**EXERCISE**: Copy out every record below exactly as written, but leave out any pictures.

(Items from a dataset)
┄┄┄┄┄┄┄┄┄┄
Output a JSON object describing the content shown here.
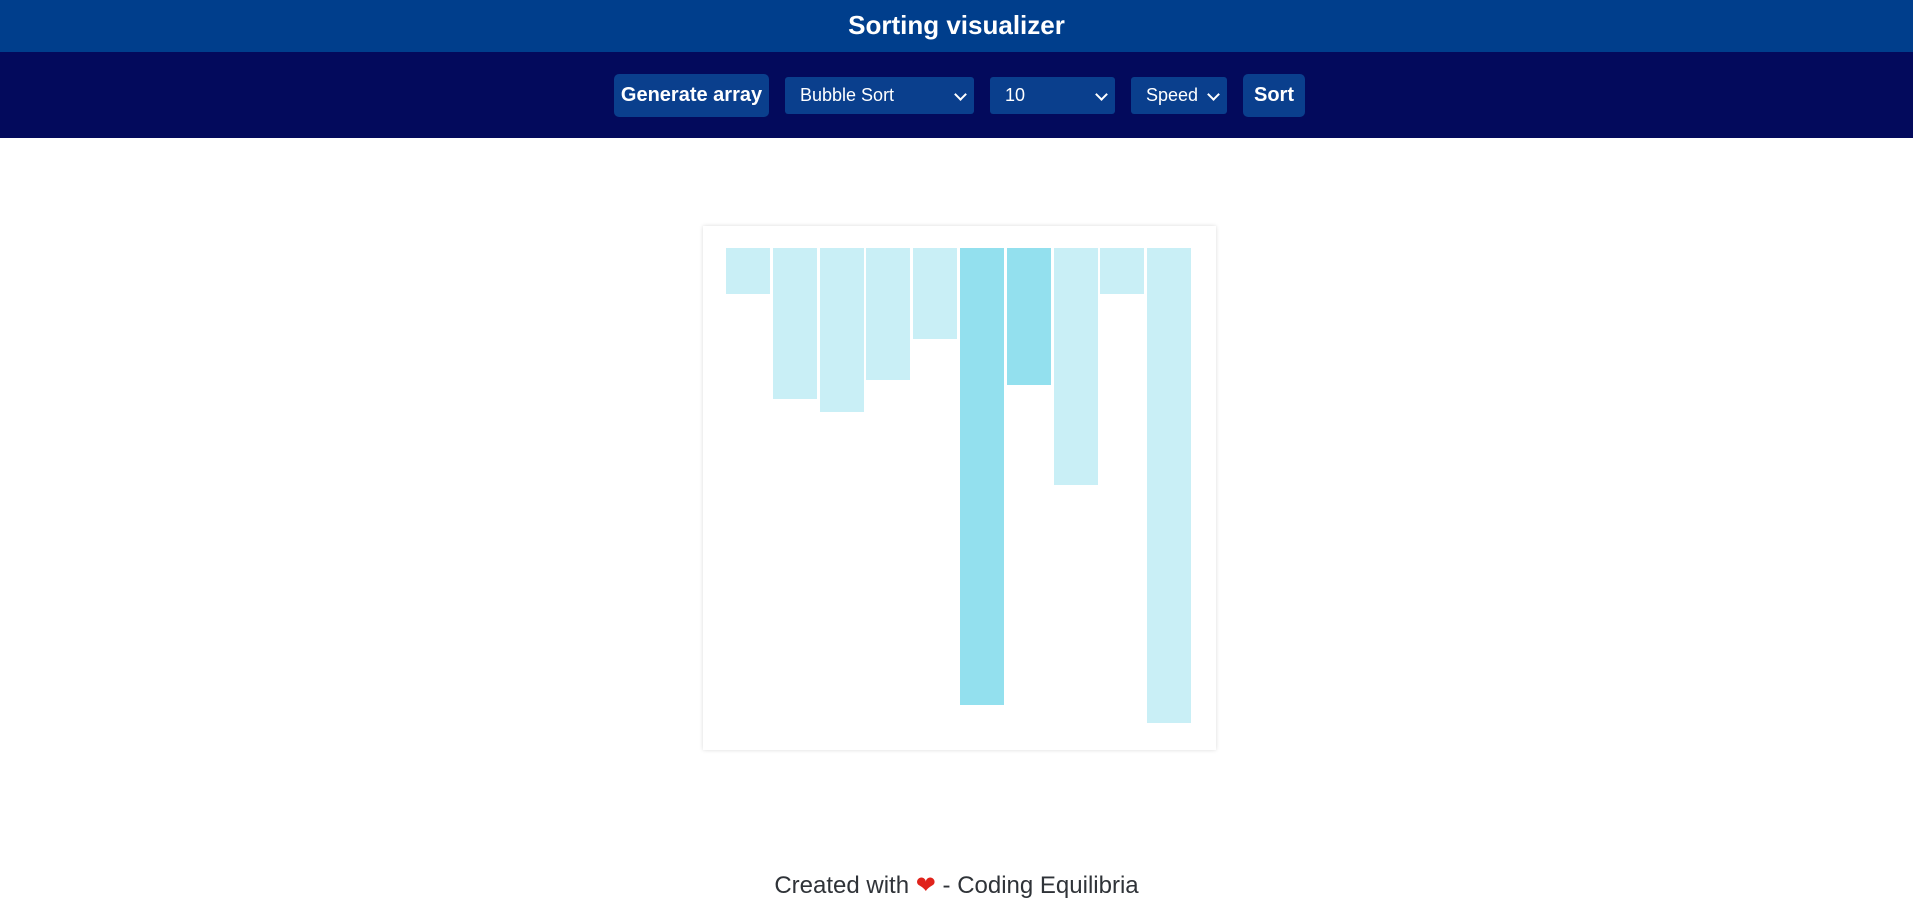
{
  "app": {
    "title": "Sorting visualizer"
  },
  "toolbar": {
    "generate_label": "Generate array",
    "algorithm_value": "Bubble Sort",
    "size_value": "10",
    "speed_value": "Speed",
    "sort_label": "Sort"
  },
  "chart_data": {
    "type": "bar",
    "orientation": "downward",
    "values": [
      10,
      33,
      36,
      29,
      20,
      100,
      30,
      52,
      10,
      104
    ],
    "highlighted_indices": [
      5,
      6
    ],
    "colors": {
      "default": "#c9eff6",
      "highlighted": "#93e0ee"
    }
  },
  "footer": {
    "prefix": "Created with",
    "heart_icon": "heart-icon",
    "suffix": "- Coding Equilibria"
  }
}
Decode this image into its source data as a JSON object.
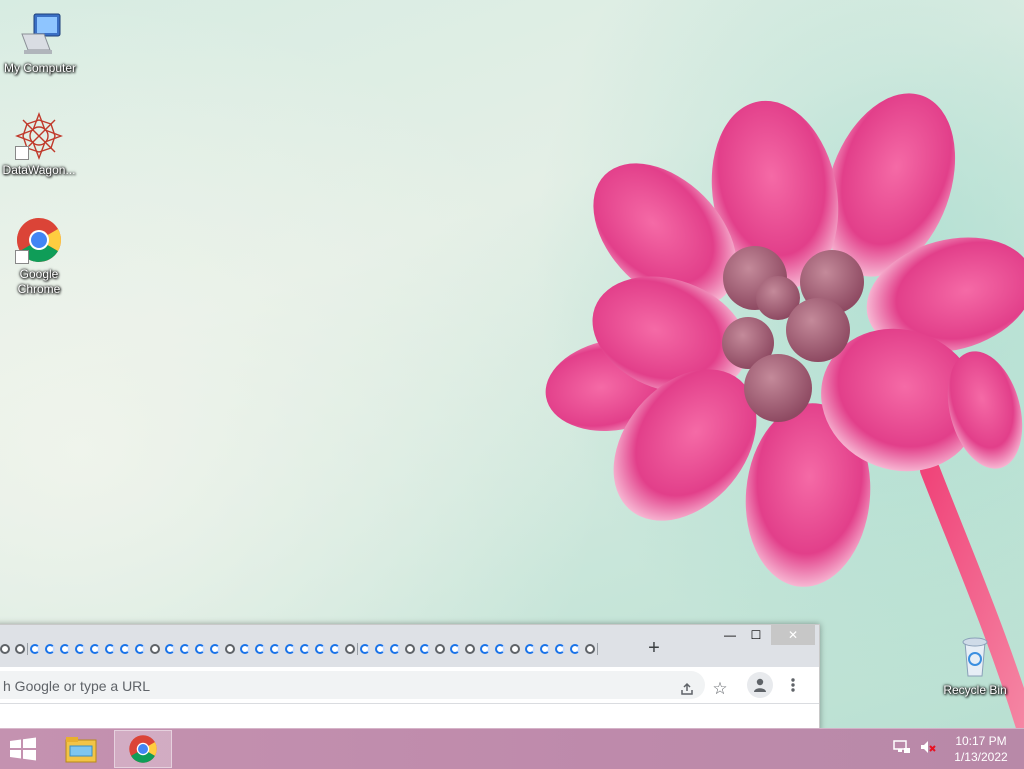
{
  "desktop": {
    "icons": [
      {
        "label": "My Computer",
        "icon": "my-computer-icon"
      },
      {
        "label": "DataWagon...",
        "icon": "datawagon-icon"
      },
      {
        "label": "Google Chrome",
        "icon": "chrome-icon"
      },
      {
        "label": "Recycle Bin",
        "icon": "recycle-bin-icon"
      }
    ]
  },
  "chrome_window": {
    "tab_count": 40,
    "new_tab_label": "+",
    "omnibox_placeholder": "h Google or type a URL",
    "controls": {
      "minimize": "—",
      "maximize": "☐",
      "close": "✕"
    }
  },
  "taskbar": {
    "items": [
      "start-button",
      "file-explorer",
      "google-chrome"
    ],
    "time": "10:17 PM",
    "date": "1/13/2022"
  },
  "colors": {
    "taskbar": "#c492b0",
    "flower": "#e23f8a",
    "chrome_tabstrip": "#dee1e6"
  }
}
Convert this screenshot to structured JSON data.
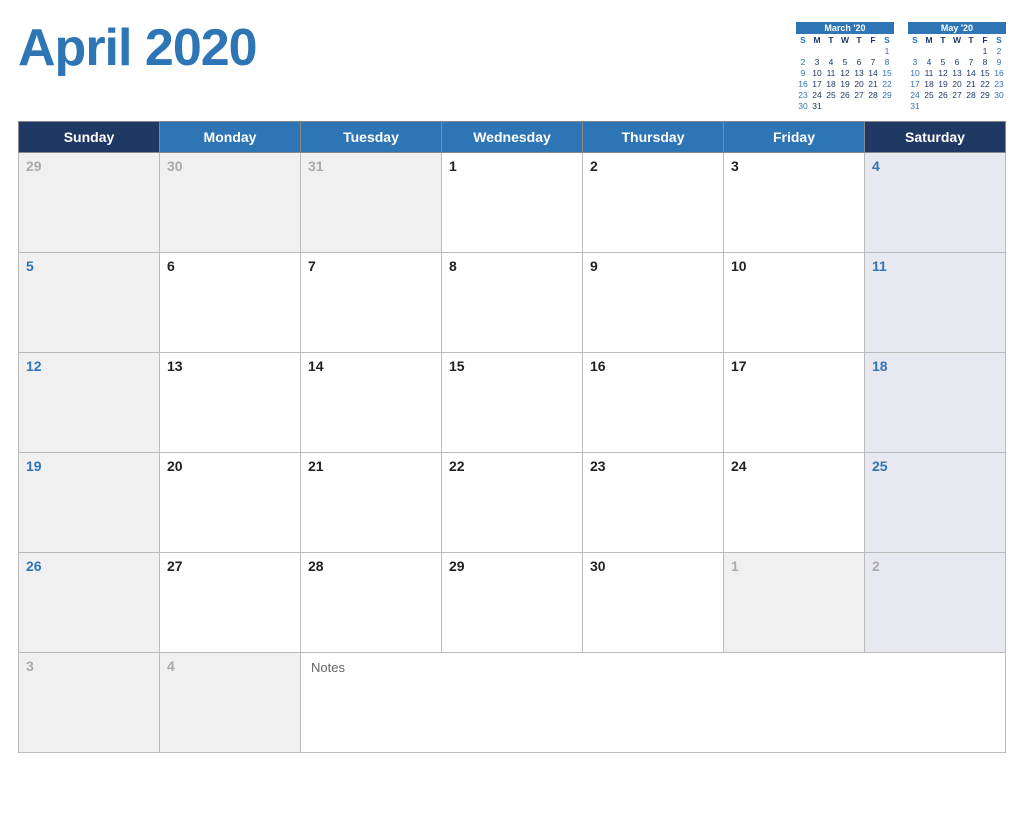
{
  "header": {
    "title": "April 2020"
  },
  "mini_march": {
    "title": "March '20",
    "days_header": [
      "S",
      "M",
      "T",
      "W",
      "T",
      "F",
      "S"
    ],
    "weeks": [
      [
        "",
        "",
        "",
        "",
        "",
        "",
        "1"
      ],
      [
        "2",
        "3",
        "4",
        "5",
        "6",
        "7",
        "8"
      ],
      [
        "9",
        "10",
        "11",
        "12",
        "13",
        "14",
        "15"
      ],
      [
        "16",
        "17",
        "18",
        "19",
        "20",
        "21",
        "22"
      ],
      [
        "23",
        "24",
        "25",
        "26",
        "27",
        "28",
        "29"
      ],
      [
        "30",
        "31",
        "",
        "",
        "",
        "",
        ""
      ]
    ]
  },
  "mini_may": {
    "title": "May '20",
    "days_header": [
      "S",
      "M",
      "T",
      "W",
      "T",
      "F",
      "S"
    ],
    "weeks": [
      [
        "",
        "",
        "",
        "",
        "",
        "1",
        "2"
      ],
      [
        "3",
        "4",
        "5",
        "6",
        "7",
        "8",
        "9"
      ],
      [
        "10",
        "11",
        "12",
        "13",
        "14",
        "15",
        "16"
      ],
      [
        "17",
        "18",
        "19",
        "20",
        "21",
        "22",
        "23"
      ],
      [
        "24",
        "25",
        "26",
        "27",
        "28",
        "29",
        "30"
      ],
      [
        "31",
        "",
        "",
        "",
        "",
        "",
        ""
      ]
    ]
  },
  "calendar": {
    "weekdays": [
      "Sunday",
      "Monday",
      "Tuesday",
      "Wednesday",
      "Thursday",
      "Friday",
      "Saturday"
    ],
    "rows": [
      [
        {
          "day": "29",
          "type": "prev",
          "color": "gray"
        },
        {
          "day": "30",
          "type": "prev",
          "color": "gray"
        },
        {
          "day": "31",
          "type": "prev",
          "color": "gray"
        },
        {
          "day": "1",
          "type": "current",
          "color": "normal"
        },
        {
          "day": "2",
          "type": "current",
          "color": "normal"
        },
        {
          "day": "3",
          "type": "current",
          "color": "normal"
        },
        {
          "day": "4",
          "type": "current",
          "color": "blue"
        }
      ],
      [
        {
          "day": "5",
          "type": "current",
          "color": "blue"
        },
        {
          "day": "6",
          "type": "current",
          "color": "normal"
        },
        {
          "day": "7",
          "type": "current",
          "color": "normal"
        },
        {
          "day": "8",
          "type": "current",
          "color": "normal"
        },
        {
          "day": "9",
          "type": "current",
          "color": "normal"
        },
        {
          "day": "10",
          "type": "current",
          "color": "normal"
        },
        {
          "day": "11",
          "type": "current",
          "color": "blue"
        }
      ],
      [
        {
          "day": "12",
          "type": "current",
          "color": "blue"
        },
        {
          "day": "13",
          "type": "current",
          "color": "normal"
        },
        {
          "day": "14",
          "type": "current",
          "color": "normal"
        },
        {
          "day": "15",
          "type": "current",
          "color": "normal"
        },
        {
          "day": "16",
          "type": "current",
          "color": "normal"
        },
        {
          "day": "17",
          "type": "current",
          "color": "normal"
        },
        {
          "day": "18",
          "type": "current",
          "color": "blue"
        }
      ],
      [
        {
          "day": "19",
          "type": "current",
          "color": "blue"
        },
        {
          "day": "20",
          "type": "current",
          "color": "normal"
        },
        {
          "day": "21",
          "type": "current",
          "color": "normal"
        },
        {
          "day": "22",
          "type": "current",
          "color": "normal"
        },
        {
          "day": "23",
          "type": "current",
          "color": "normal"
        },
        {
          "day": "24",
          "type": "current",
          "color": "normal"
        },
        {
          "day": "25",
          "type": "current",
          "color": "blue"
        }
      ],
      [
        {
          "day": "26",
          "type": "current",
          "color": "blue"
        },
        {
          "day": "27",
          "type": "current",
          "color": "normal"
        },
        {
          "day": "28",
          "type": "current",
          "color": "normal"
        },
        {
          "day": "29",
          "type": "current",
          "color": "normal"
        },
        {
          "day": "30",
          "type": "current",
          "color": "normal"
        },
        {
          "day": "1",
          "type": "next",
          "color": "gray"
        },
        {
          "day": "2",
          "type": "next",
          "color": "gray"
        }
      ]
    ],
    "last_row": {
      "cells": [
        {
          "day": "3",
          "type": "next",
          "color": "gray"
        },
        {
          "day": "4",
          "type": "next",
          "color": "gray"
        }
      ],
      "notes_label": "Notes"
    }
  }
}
┄┄┄┄┄┄┄┄┄┄
**PROBLEM SOLUTION**:
Output a JSON object describing the content shown here.
{
  "app": {
    "title": "Sorting visualizer"
  },
  "toolbar": {
    "generate_label": "Generate array",
    "algorithm_value": "Bubble Sort",
    "size_value": "10",
    "speed_value": "Speed",
    "sort_label": "Sort"
  },
  "chart_data": {
    "type": "bar",
    "orientation": "downward",
    "values": [
      10,
      33,
      36,
      29,
      20,
      100,
      30,
      52,
      10,
      104
    ],
    "highlighted_indices": [
      5,
      6
    ],
    "colors": {
      "default": "#c9eff6",
      "highlighted": "#93e0ee"
    }
  },
  "footer": {
    "prefix": "Created with",
    "heart_icon": "heart-icon",
    "suffix": "- Coding Equilibria"
  }
}
Decode this image into its source data as a JSON object.
{
  "desktop": {
    "icons": [
      {
        "label": "My Computer",
        "icon": "my-computer-icon"
      },
      {
        "label": "DataWagon...",
        "icon": "datawagon-icon"
      },
      {
        "label": "Google Chrome",
        "icon": "chrome-icon"
      },
      {
        "label": "Recycle Bin",
        "icon": "recycle-bin-icon"
      }
    ]
  },
  "chrome_window": {
    "tab_count": 40,
    "new_tab_label": "+",
    "omnibox_placeholder": "h Google or type a URL",
    "controls": {
      "minimize": "—",
      "maximize": "☐",
      "close": "✕"
    }
  },
  "taskbar": {
    "items": [
      "start-button",
      "file-explorer",
      "google-chrome"
    ],
    "time": "10:17 PM",
    "date": "1/13/2022"
  },
  "colors": {
    "taskbar": "#c492b0",
    "flower": "#e23f8a",
    "chrome_tabstrip": "#dee1e6"
  }
}
Convert this screenshot to structured JSON data.
{
  "header": {
    "title": "April 2020"
  },
  "mini_march": {
    "title": "March '20",
    "days_header": [
      "S",
      "M",
      "T",
      "W",
      "T",
      "F",
      "S"
    ],
    "weeks": [
      [
        "",
        "",
        "",
        "",
        "",
        "",
        "1"
      ],
      [
        "2",
        "3",
        "4",
        "5",
        "6",
        "7",
        "8"
      ],
      [
        "9",
        "10",
        "11",
        "12",
        "13",
        "14",
        "15"
      ],
      [
        "16",
        "17",
        "18",
        "19",
        "20",
        "21",
        "22"
      ],
      [
        "23",
        "24",
        "25",
        "26",
        "27",
        "28",
        "29"
      ],
      [
        "30",
        "31",
        "",
        "",
        "",
        "",
        ""
      ]
    ]
  },
  "mini_may": {
    "title": "May '20",
    "days_header": [
      "S",
      "M",
      "T",
      "W",
      "T",
      "F",
      "S"
    ],
    "weeks": [
      [
        "",
        "",
        "",
        "",
        "",
        "1",
        "2"
      ],
      [
        "3",
        "4",
        "5",
        "6",
        "7",
        "8",
        "9"
      ],
      [
        "10",
        "11",
        "12",
        "13",
        "14",
        "15",
        "16"
      ],
      [
        "17",
        "18",
        "19",
        "20",
        "21",
        "22",
        "23"
      ],
      [
        "24",
        "25",
        "26",
        "27",
        "28",
        "29",
        "30"
      ],
      [
        "31",
        "",
        "",
        "",
        "",
        "",
        ""
      ]
    ]
  },
  "calendar": {
    "weekdays": [
      "Sunday",
      "Monday",
      "Tuesday",
      "Wednesday",
      "Thursday",
      "Friday",
      "Saturday"
    ],
    "rows": [
      [
        {
          "day": "29",
          "type": "prev",
          "color": "gray"
        },
        {
          "day": "30",
          "type": "prev",
          "color": "gray"
        },
        {
          "day": "31",
          "type": "prev",
          "color": "gray"
        },
        {
          "day": "1",
          "type": "current",
          "color": "normal"
        },
        {
          "day": "2",
          "type": "current",
          "color": "normal"
        },
        {
          "day": "3",
          "type": "current",
          "color": "normal"
        },
        {
          "day": "4",
          "type": "current",
          "color": "blue"
        }
      ],
      [
        {
          "day": "5",
          "type": "current",
          "color": "blue"
        },
        {
          "day": "6",
          "type": "current",
          "color": "normal"
        },
        {
          "day": "7",
          "type": "current",
          "color": "normal"
        },
        {
          "day": "8",
          "type": "current",
          "color": "normal"
        },
        {
          "day": "9",
          "type": "current",
          "color": "normal"
        },
        {
          "day": "10",
          "type": "current",
          "color": "normal"
        },
        {
          "day": "11",
          "type": "current",
          "color": "blue"
        }
      ],
      [
        {
          "day": "12",
          "type": "current",
          "color": "blue"
        },
        {
          "day": "13",
          "type": "current",
          "color": "normal"
        },
        {
          "day": "14",
          "type": "current",
          "color": "normal"
        },
        {
          "day": "15",
          "type": "current",
          "color": "normal"
        },
        {
          "day": "16",
          "type": "current",
          "color": "normal"
        },
        {
          "day": "17",
          "type": "current",
          "color": "normal"
        },
        {
          "day": "18",
          "type": "current",
          "color": "blue"
        }
      ],
      [
        {
          "day": "19",
          "type": "current",
          "color": "blue"
        },
        {
          "day": "20",
          "type": "current",
          "color": "normal"
        },
        {
          "day": "21",
          "type": "current",
          "color": "normal"
        },
        {
          "day": "22",
          "type": "current",
          "color": "normal"
        },
        {
          "day": "23",
          "type": "current",
          "color": "normal"
        },
        {
          "day": "24",
          "type": "current",
          "color": "normal"
        },
        {
          "day": "25",
          "type": "current",
          "color": "blue"
        }
      ],
      [
        {
          "day": "26",
          "type": "current",
          "color": "blue"
        },
        {
          "day": "27",
          "type": "current",
          "color": "normal"
        },
        {
          "day": "28",
          "type": "current",
          "color": "normal"
        },
        {
          "day": "29",
          "type": "current",
          "color": "normal"
        },
        {
          "day": "30",
          "type": "current",
          "color": "normal"
        },
        {
          "day": "1",
          "type": "next",
          "color": "gray"
        },
        {
          "day": "2",
          "type": "next",
          "color": "gray"
        }
      ]
    ],
    "last_row": {
      "cells": [
        {
          "day": "3",
          "type": "next",
          "color": "gray"
        },
        {
          "day": "4",
          "type": "next",
          "color": "gray"
        }
      ],
      "notes_label": "Notes"
    }
  }
}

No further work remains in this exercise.